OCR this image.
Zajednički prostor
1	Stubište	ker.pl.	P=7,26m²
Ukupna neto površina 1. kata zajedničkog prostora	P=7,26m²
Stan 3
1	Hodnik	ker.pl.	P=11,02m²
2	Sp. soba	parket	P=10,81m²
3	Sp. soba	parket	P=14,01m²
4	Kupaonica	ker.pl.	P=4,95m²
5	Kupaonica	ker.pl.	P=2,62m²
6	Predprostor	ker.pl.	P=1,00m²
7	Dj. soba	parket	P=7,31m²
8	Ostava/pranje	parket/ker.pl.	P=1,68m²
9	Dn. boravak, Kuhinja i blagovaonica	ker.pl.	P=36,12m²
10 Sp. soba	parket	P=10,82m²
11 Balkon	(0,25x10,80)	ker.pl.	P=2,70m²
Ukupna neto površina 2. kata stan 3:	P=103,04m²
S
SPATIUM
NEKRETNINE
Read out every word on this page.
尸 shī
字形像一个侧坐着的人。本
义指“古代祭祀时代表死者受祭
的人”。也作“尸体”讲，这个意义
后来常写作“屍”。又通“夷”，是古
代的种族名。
------------------------
_Exercise details_
Copy every record above exactly as it appears.

_Full response_
OCR this image.
Zajednički prostor
1	Stubište	ker.pl.	P=7,26m²
Ukupna neto površina 1. kata zajedničkog prostora	P=7,26m²
Stan 3
1	Hodnik	ker.pl.	P=11,02m²
2	Sp. soba	parket	P=10,81m²
3	Sp. soba	parket	P=14,01m²
4	Kupaonica	ker.pl.	P=4,95m²
5	Kupaonica	ker.pl.	P=2,62m²
6	Predprostor	ker.pl.	P=1,00m²
7	Dj. soba	parket	P=7,31m²
8	Ostava/pranje	parket/ker.pl.	P=1,68m²
9	Dn. boravak, Kuhinja i blagovaonica	ker.pl.	P=36,12m²
10 Sp. soba	parket	P=10,82m²
11 Balkon	(0,25x10,80)	ker.pl.	P=2,70m²
Ukupna neto površina 2. kata stan 3:	P=103,04m²
S
SPATIUM
NEKRETNINE
Read out every word on this page.
尸 shī
字形像一个侧坐着的人。本
义指“古代祭祀时代表死者受祭
的人”。也作“尸体”讲，这个意义
后来常写作“屍”。又通“夷”，是古
代的种族名。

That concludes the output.